Work to be completed:
Please transcribe the listing below in full and word for word, without its pictures.

(Stored data)
[BEGIN]
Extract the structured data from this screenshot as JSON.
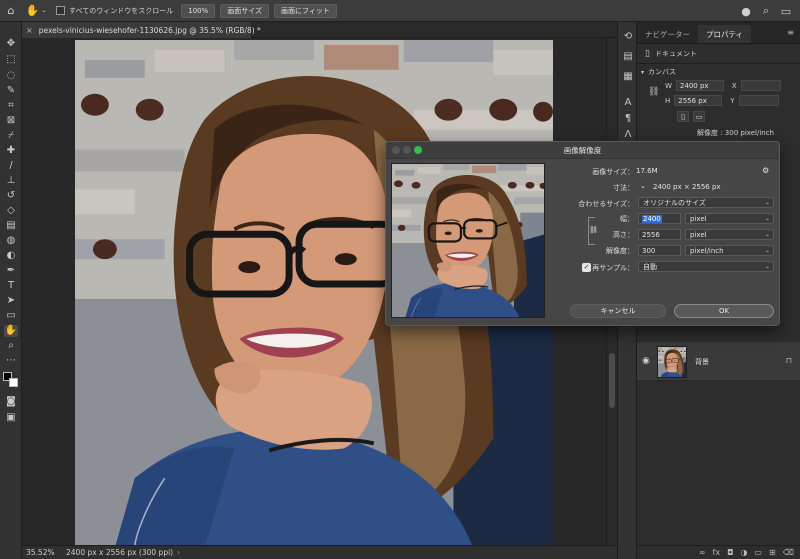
{
  "options_bar": {
    "scroll_all_label": "すべてのウィンドウをスクロール",
    "btn_100": "100%",
    "btn_fit_screen": "画面サイズ",
    "btn_fill_screen": "画面にフィット"
  },
  "document": {
    "tab_title": "pexels-vinicius-wiesehofer-1130626.jpg @ 35.5% (RGB/8) *",
    "zoom": "35.52%",
    "status_info": "2400 px x 2556 px (300 ppi)"
  },
  "right_panel": {
    "tabs": [
      "ナビゲーター",
      "プロパティ"
    ],
    "active_tab": 1,
    "doc_label": "ドキュメント",
    "canvas_header": "カンバス",
    "w_label": "W",
    "w_value": "2400 px",
    "h_label": "H",
    "h_value": "2556 px",
    "x_label": "X",
    "y_label": "Y",
    "resolution": "解像度 : 300 pixel/inch",
    "layer_name": "背景"
  },
  "dialog": {
    "title": "画像解像度",
    "image_size_label": "画像サイズ：",
    "image_size_value": "17.6M",
    "dimensions_label": "寸法：",
    "dimensions_value": "2400 px × 2556 px",
    "fit_to_label": "合わせるサイズ：",
    "fit_to_value": "オリジナルのサイズ",
    "width_label": "幅：",
    "width_value": "2400",
    "width_unit": "pixel",
    "height_label": "高さ：",
    "height_value": "2556",
    "height_unit": "pixel",
    "resolution_label": "解像度：",
    "resolution_value": "300",
    "resolution_unit": "pixel/inch",
    "resample_label": "再サンプル：",
    "resample_value": "自動",
    "cancel_label": "キャンセル",
    "ok_label": "OK"
  },
  "colors": {
    "accent_selection": "#2f6ed2",
    "traffic_red": "#4a4a4a",
    "traffic_yellow": "#4a4a4a",
    "traffic_green": "#2fbf4a"
  }
}
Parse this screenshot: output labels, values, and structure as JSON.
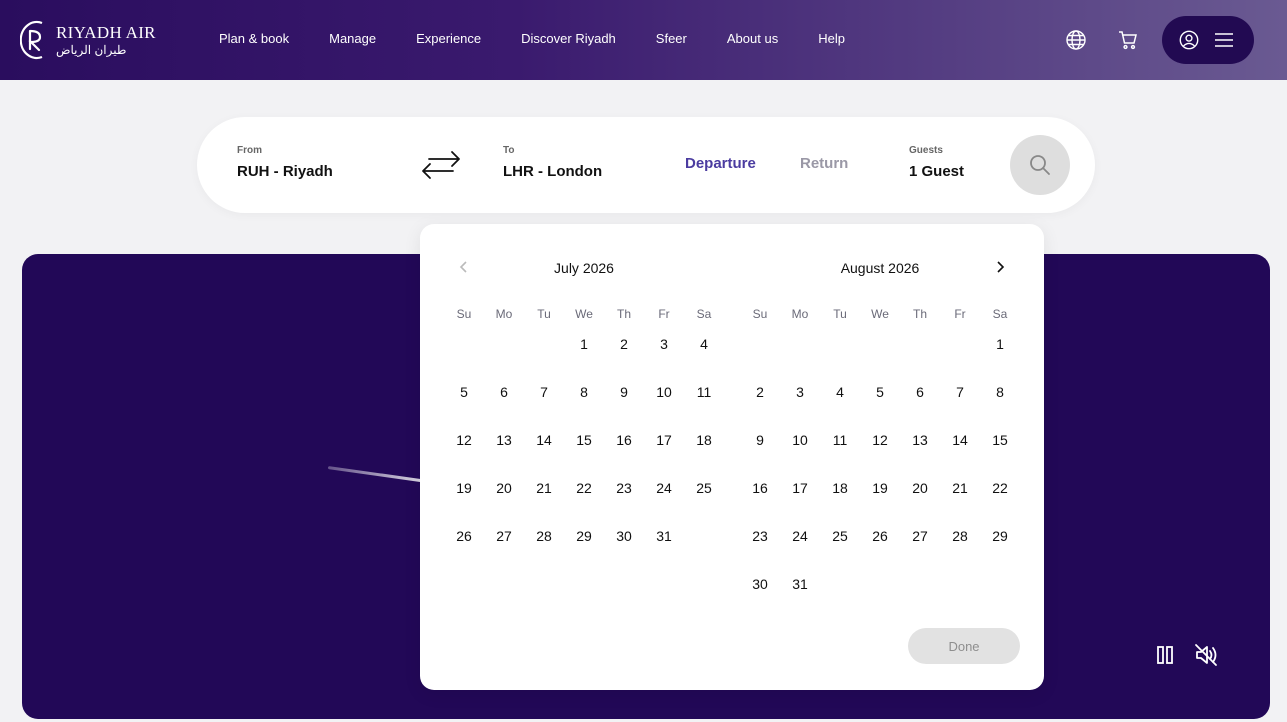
{
  "brand": {
    "name_en": "RIYADH AIR",
    "name_ar": "طيران الرياض"
  },
  "nav": {
    "items": [
      {
        "label": "Plan & book"
      },
      {
        "label": "Manage"
      },
      {
        "label": "Experience"
      },
      {
        "label": "Discover Riyadh"
      },
      {
        "label": "Sfeer"
      },
      {
        "label": "About us"
      },
      {
        "label": "Help"
      }
    ]
  },
  "header_icons": [
    "globe-icon",
    "cart-icon",
    "user-icon",
    "menu-icon"
  ],
  "search": {
    "from_label": "From",
    "from_value": "RUH - Riyadh",
    "to_label": "To",
    "to_value": "LHR - London",
    "departure_tab": "Departure",
    "return_tab": "Return",
    "guests_label": "Guests",
    "guests_value": "1 Guest"
  },
  "calendar": {
    "weekdays": [
      "Su",
      "Mo",
      "Tu",
      "We",
      "Th",
      "Fr",
      "Sa"
    ],
    "months": [
      {
        "title": "July 2026",
        "first_weekday": 3,
        "num_days": 31
      },
      {
        "title": "August 2026",
        "first_weekday": 6,
        "num_days": 31
      }
    ],
    "done_label": "Done"
  },
  "colors": {
    "brand_dark": "#220857",
    "accent": "#4b3ca0",
    "inactive": "#9a98a6"
  }
}
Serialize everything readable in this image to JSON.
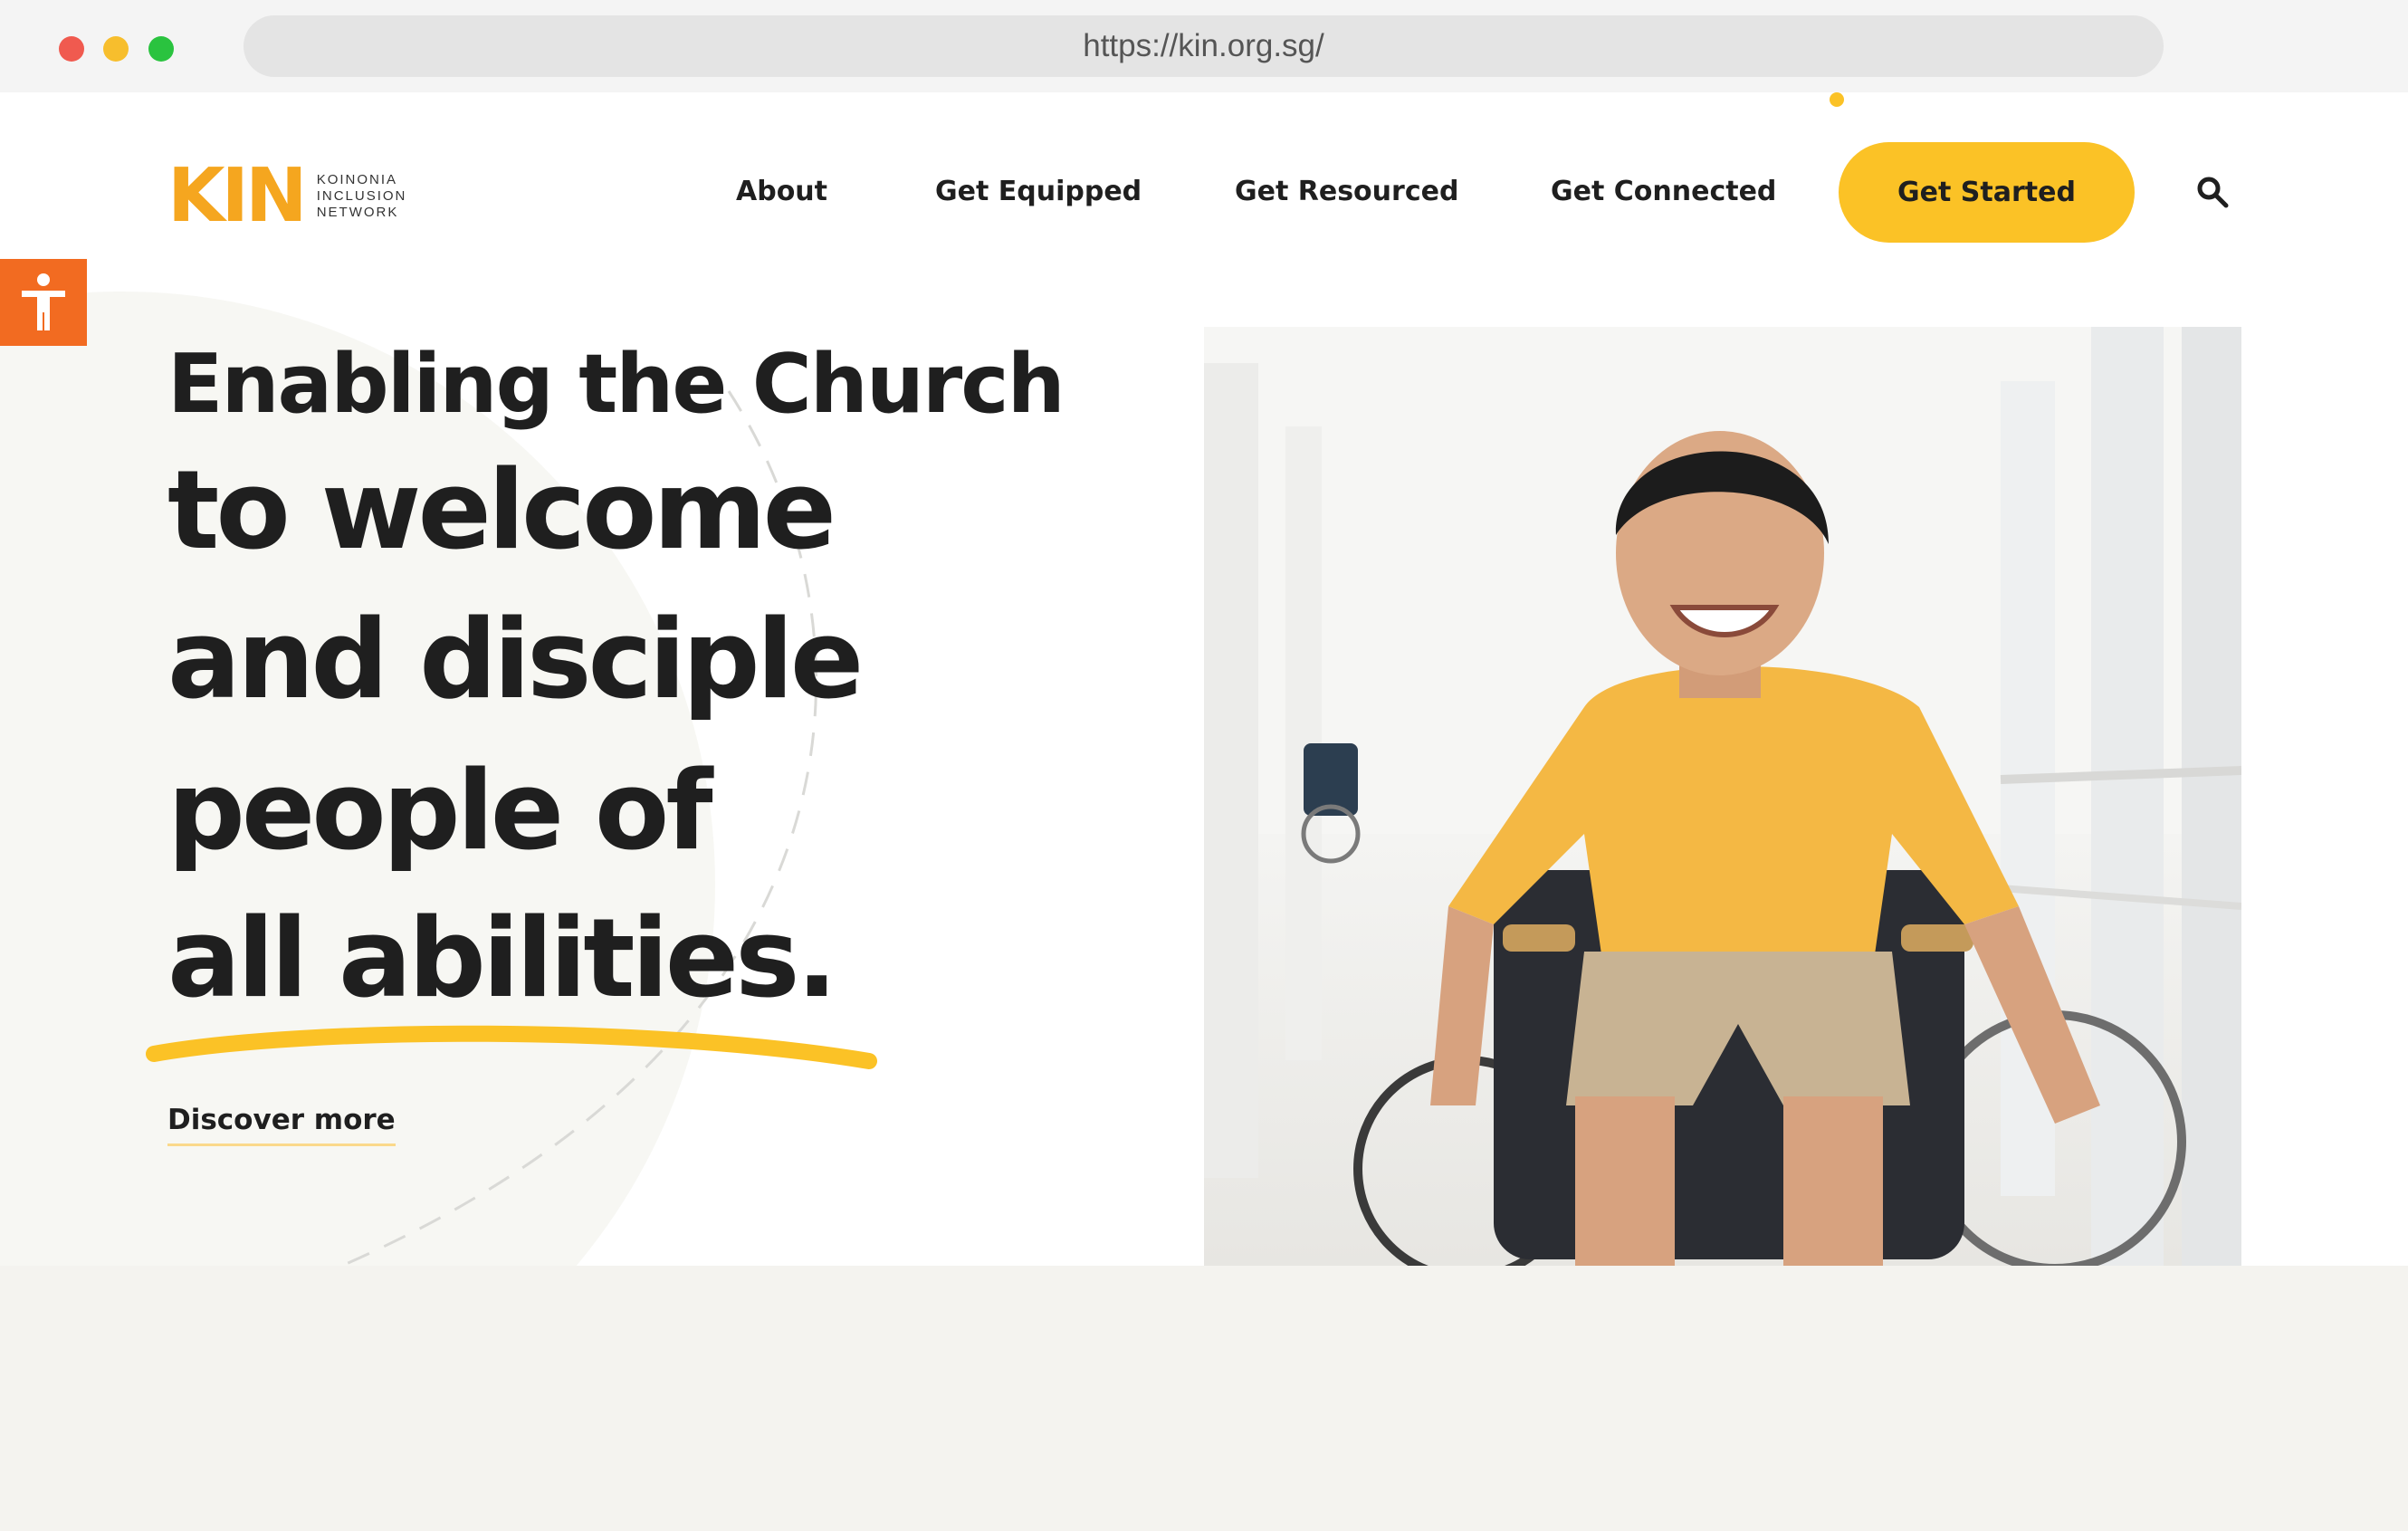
[END]
Completed exercise:
Extract the structured data from this screenshot as JSON.
{
  "options_bar": {
    "scroll_all_label": "すべてのウィンドウをスクロール",
    "btn_100": "100%",
    "btn_fit_screen": "画面サイズ",
    "btn_fill_screen": "画面にフィット"
  },
  "document": {
    "tab_title": "pexels-vinicius-wiesehofer-1130626.jpg @ 35.5% (RGB/8) *",
    "zoom": "35.52%",
    "status_info": "2400 px x 2556 px (300 ppi)"
  },
  "right_panel": {
    "tabs": [
      "ナビゲーター",
      "プロパティ"
    ],
    "active_tab": 1,
    "doc_label": "ドキュメント",
    "canvas_header": "カンバス",
    "w_label": "W",
    "w_value": "2400 px",
    "h_label": "H",
    "h_value": "2556 px",
    "x_label": "X",
    "y_label": "Y",
    "resolution": "解像度 : 300 pixel/inch",
    "layer_name": "背景"
  },
  "dialog": {
    "title": "画像解像度",
    "image_size_label": "画像サイズ：",
    "image_size_value": "17.6M",
    "dimensions_label": "寸法：",
    "dimensions_value": "2400 px × 2556 px",
    "fit_to_label": "合わせるサイズ：",
    "fit_to_value": "オリジナルのサイズ",
    "width_label": "幅：",
    "width_value": "2400",
    "width_unit": "pixel",
    "height_label": "高さ：",
    "height_value": "2556",
    "height_unit": "pixel",
    "resolution_label": "解像度：",
    "resolution_value": "300",
    "resolution_unit": "pixel/inch",
    "resample_label": "再サンプル：",
    "resample_value": "自動",
    "cancel_label": "キャンセル",
    "ok_label": "OK"
  },
  "colors": {
    "accent_selection": "#2f6ed2",
    "traffic_red": "#4a4a4a",
    "traffic_yellow": "#4a4a4a",
    "traffic_green": "#2fbf4a"
  }
}
Parse this screenshot: output labels, values, and structure as JSON.
{
  "brand": {
    "name_en": "RIYADH AIR",
    "name_ar": "طيران الرياض"
  },
  "nav": {
    "items": [
      {
        "label": "Plan & book"
      },
      {
        "label": "Manage"
      },
      {
        "label": "Experience"
      },
      {
        "label": "Discover Riyadh"
      },
      {
        "label": "Sfeer"
      },
      {
        "label": "About us"
      },
      {
        "label": "Help"
      }
    ]
  },
  "header_icons": [
    "globe-icon",
    "cart-icon",
    "user-icon",
    "menu-icon"
  ],
  "search": {
    "from_label": "From",
    "from_value": "RUH - Riyadh",
    "to_label": "To",
    "to_value": "LHR - London",
    "departure_tab": "Departure",
    "return_tab": "Return",
    "guests_label": "Guests",
    "guests_value": "1 Guest"
  },
  "calendar": {
    "weekdays": [
      "Su",
      "Mo",
      "Tu",
      "We",
      "Th",
      "Fr",
      "Sa"
    ],
    "months": [
      {
        "title": "July 2026",
        "first_weekday": 3,
        "num_days": 31
      },
      {
        "title": "August 2026",
        "first_weekday": 6,
        "num_days": 31
      }
    ],
    "done_label": "Done"
  },
  "colors": {
    "brand_dark": "#220857",
    "accent": "#4b3ca0",
    "inactive": "#9a98a6"
  }
}
Serialize everything readable in this image to JSON.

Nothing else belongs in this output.